→ **Exercise prompt**:
Make an exact copy of the lines, leaving the pictures out.

→ **Records supplied**:
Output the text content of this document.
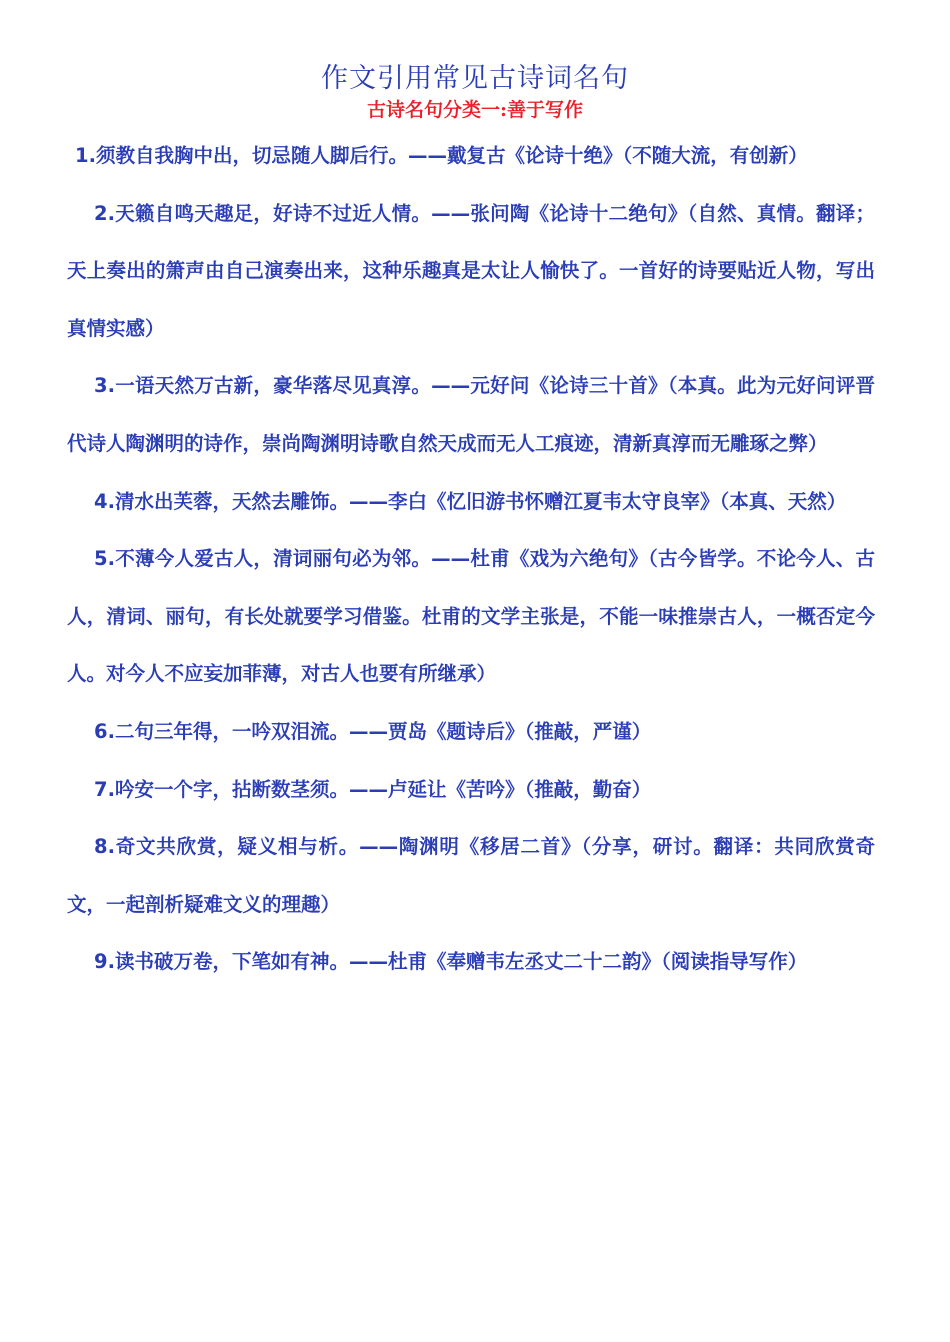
作文引用常见古诗词名句
古诗名句分类一:善于写作

1.须教自我胸中出，切忌随人脚后行。——戴复古《论诗十绝》（不随大流，有创新）

2.天籁自鸣天趣足，好诗不过近人情。——张问陶《论诗十二绝句》（自然、真情。翻译；天上奏出的箫声由自己演奏出来，这种乐趣真是太让人愉快了。一首好的诗要贴近人物，写出真情实感）

3.一语天然万古新，豪华落尽见真淳。——元好问《论诗三十首》（本真。此为元好问评晋代诗人陶渊明的诗作，崇尚陶渊明诗歌自然天成而无人工痕迹，清新真淳而无雕琢之弊）

4.清水出芙蓉，天然去雕饰。——李白《忆旧游书怀赠江夏韦太守良宰》（本真、天然）

5.不薄今人爱古人，清词丽句必为邻。——杜甫《戏为六绝句》（古今皆学。不论今人、古人，清词、丽句，有长处就要学习借鉴。杜甫的文学主张是，不能一味推崇古人，一概否定今人。对今人不应妄加菲薄，对古人也要有所继承）

6.二句三年得，一吟双泪流。——贾岛《题诗后》（推敲，严谨）

7.吟安一个字，拈断数茎须。——卢延让《苦吟》（推敲，勤奋）

8.奇文共欣赏，疑义相与析。——陶渊明《移居二首》（分享，研讨。翻译：共同欣赏奇文，一起剖析疑难文义的理趣）

9.读书破万卷，下笔如有神。——杜甫《奉赠韦左丞丈二十二韵》（阅读指导写作）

→ **Answer to the task**:
Output the text content of this document.
作文引用常见古诗词名句
古诗名句分类一:善于写作

1.须教自我胸中出，切忌随人脚后行。——戴复古《论诗十绝》（不随大流，有创新）

2.天籁自鸣天趣足，好诗不过近人情。——张问陶《论诗十二绝句》（自然、真情。翻译；天上奏出的箫声由自己演奏出来，这种乐趣真是太让人愉快了。一首好的诗要贴近人物，写出真情实感）

3.一语天然万古新，豪华落尽见真淳。——元好问《论诗三十首》（本真。此为元好问评晋代诗人陶渊明的诗作，崇尚陶渊明诗歌自然天成而无人工痕迹，清新真淳而无雕琢之弊）

4.清水出芙蓉，天然去雕饰。——李白《忆旧游书怀赠江夏韦太守良宰》（本真、天然）

5.不薄今人爱古人，清词丽句必为邻。——杜甫《戏为六绝句》（古今皆学。不论今人、古人，清词、丽句，有长处就要学习借鉴。杜甫的文学主张是，不能一味推崇古人，一概否定今人。对今人不应妄加菲薄，对古人也要有所继承）

6.二句三年得，一吟双泪流。——贾岛《题诗后》（推敲，严谨）

7.吟安一个字，拈断数茎须。——卢延让《苦吟》（推敲，勤奋）

8.奇文共欣赏，疑义相与析。——陶渊明《移居二首》（分享，研讨。翻译：共同欣赏奇文，一起剖析疑难文义的理趣）

9.读书破万卷，下笔如有神。——杜甫《奉赠韦左丞丈二十二韵》（阅读指导写作）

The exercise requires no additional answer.